- Problem statement
Copy out every line of the records below word for word, with nothing changed, left out, or added.
[Begin]
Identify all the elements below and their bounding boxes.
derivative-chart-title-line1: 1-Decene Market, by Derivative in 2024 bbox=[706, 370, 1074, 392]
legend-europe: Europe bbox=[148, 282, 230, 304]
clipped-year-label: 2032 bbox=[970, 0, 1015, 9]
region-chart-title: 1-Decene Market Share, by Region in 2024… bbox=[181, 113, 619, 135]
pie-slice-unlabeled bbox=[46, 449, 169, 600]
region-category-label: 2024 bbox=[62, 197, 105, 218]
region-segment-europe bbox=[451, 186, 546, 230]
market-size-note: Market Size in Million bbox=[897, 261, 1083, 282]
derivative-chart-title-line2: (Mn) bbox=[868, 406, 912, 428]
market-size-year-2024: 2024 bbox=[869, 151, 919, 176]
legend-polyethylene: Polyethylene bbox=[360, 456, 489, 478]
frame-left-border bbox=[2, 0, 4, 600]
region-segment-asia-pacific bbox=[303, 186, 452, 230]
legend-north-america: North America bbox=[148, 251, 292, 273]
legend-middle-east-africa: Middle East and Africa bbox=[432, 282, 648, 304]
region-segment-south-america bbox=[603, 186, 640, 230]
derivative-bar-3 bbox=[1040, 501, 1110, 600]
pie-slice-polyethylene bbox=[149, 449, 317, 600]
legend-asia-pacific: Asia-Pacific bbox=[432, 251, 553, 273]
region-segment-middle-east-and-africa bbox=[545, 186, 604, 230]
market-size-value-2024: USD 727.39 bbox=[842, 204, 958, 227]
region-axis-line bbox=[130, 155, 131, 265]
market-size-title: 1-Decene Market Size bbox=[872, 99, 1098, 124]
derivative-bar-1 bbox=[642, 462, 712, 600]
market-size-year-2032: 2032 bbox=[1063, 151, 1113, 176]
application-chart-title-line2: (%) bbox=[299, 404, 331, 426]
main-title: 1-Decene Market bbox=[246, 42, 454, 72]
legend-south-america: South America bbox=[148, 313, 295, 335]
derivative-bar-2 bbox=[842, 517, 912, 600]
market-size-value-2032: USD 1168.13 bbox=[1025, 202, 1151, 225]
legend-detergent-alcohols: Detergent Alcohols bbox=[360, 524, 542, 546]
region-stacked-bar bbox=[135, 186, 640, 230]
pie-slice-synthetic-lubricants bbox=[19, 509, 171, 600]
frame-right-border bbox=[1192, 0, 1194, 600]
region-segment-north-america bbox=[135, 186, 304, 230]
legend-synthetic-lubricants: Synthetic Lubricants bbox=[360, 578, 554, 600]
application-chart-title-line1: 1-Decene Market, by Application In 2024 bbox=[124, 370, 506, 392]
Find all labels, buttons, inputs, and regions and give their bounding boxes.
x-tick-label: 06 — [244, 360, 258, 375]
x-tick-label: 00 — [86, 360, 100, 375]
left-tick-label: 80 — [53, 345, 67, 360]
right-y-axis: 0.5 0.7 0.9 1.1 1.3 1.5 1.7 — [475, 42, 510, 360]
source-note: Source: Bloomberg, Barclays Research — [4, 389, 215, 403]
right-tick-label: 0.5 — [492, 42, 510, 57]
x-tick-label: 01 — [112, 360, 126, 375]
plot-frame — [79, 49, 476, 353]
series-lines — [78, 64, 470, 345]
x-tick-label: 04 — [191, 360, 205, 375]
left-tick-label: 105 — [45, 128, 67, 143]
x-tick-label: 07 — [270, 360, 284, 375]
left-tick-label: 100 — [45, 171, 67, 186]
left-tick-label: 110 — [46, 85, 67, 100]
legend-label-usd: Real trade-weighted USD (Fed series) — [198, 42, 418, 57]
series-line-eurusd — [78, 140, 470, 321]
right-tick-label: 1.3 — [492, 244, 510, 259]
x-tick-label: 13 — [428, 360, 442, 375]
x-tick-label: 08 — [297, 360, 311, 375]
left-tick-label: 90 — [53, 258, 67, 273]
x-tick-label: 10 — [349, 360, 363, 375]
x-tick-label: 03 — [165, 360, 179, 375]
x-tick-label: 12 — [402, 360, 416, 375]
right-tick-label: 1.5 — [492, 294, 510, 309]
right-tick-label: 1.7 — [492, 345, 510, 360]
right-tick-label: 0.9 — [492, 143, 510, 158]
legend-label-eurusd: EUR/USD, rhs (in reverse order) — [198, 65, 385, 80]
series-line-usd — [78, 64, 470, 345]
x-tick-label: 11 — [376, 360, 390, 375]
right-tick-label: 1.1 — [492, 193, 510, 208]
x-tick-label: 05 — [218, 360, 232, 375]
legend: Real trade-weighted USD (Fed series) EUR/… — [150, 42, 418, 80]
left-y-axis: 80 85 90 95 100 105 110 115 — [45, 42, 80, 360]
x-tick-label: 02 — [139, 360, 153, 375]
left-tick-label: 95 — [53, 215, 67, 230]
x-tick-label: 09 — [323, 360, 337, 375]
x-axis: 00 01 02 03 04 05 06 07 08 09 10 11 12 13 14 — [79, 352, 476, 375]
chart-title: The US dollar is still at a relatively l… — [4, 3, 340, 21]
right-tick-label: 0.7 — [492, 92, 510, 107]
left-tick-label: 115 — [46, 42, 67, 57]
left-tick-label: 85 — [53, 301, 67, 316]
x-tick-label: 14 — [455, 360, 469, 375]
[End]
- Solution to the exercise
Identify all the elements below and their bounding boxes.
derivative-chart-title-line1: 1-Decene Market, by Derivative in 2024 bbox=[706, 370, 1074, 392]
legend-europe: Europe bbox=[148, 282, 230, 304]
clipped-year-label: 2032 bbox=[970, 0, 1015, 9]
region-chart-title: 1-Decene Market Share, by Region in 2024… bbox=[181, 113, 619, 135]
pie-slice-unlabeled bbox=[46, 449, 169, 600]
region-category-label: 2024 bbox=[62, 197, 105, 218]
region-segment-europe bbox=[451, 186, 546, 230]
market-size-note: Market Size in Million bbox=[897, 261, 1083, 282]
derivative-chart-title-line2: (Mn) bbox=[868, 406, 912, 428]
market-size-year-2024: 2024 bbox=[869, 151, 919, 176]
legend-polyethylene: Polyethylene bbox=[360, 456, 489, 478]
frame-left-border bbox=[2, 0, 4, 600]
region-segment-asia-pacific bbox=[303, 186, 452, 230]
legend-north-america: North America bbox=[148, 251, 292, 273]
legend-middle-east-africa: Middle East and Africa bbox=[432, 282, 648, 304]
region-segment-south-america bbox=[603, 186, 640, 230]
derivative-bar-3 bbox=[1040, 501, 1110, 600]
pie-slice-polyethylene bbox=[149, 449, 317, 600]
legend-asia-pacific: Asia-Pacific bbox=[432, 251, 553, 273]
region-segment-middle-east-and-africa bbox=[545, 186, 604, 230]
market-size-value-2024: USD 727.39 bbox=[842, 204, 958, 227]
region-axis-line bbox=[130, 155, 131, 265]
market-size-title: 1-Decene Market Size bbox=[872, 99, 1098, 124]
derivative-bar-1 bbox=[642, 462, 712, 600]
market-size-year-2032: 2032 bbox=[1063, 151, 1113, 176]
application-chart-title-line2: (%) bbox=[299, 404, 331, 426]
main-title: 1-Decene Market bbox=[246, 42, 454, 72]
legend-south-america: South America bbox=[148, 313, 295, 335]
derivative-bar-2 bbox=[842, 517, 912, 600]
market-size-value-2032: USD 1168.13 bbox=[1025, 202, 1151, 225]
legend-detergent-alcohols: Detergent Alcohols bbox=[360, 524, 542, 546]
region-stacked-bar bbox=[135, 186, 640, 230]
pie-slice-synthetic-lubricants bbox=[19, 509, 171, 600]
frame-right-border bbox=[1192, 0, 1194, 600]
region-segment-north-america bbox=[135, 186, 304, 230]
legend-synthetic-lubricants: Synthetic Lubricants bbox=[360, 578, 554, 600]
application-chart-title-line1: 1-Decene Market, by Application In 2024 bbox=[124, 370, 506, 392]
Find all labels, buttons, inputs, and regions and give their bounding boxes.
x-tick-label: 06 — [244, 360, 258, 375]
x-tick-label: 00 — [86, 360, 100, 375]
left-tick-label: 80 — [53, 345, 67, 360]
right-y-axis: 0.5 0.7 0.9 1.1 1.3 1.5 1.7 — [475, 42, 510, 360]
source-note: Source: Bloomberg, Barclays Research — [4, 389, 215, 403]
right-tick-label: 0.5 — [492, 42, 510, 57]
x-tick-label: 01 — [112, 360, 126, 375]
plot-frame — [79, 49, 476, 353]
series-lines — [78, 64, 470, 345]
x-tick-label: 04 — [191, 360, 205, 375]
left-tick-label: 105 — [45, 128, 67, 143]
x-tick-label: 07 — [270, 360, 284, 375]
left-tick-label: 100 — [45, 171, 67, 186]
left-tick-label: 110 — [46, 85, 67, 100]
legend-label-usd: Real trade-weighted USD (Fed series) — [198, 42, 418, 57]
series-line-eurusd — [78, 140, 470, 321]
right-tick-label: 1.3 — [492, 244, 510, 259]
x-tick-label: 13 — [428, 360, 442, 375]
x-tick-label: 08 — [297, 360, 311, 375]
left-tick-label: 90 — [53, 258, 67, 273]
x-tick-label: 10 — [349, 360, 363, 375]
x-tick-label: 03 — [165, 360, 179, 375]
x-tick-label: 12 — [402, 360, 416, 375]
right-tick-label: 1.5 — [492, 294, 510, 309]
right-tick-label: 1.7 — [492, 345, 510, 360]
right-tick-label: 0.9 — [492, 143, 510, 158]
legend-label-eurusd: EUR/USD, rhs (in reverse order) — [198, 65, 385, 80]
series-line-usd — [78, 64, 470, 345]
x-tick-label: 11 — [376, 360, 390, 375]
right-tick-label: 1.1 — [492, 193, 510, 208]
x-tick-label: 05 — [218, 360, 232, 375]
legend: Real trade-weighted USD (Fed series) EUR/… — [150, 42, 418, 80]
left-y-axis: 80 85 90 95 100 105 110 115 — [45, 42, 80, 360]
x-tick-label: 02 — [139, 360, 153, 375]
left-tick-label: 95 — [53, 215, 67, 230]
x-tick-label: 09 — [323, 360, 337, 375]
x-axis: 00 01 02 03 04 05 06 07 08 09 10 11 12 13 14 — [79, 352, 476, 375]
chart-title: The US dollar is still at a relatively l… — [4, 3, 340, 21]
right-tick-label: 0.7 — [492, 92, 510, 107]
left-tick-label: 115 — [46, 42, 67, 57]
left-tick-label: 85 — [53, 301, 67, 316]
x-tick-label: 14 — [455, 360, 469, 375]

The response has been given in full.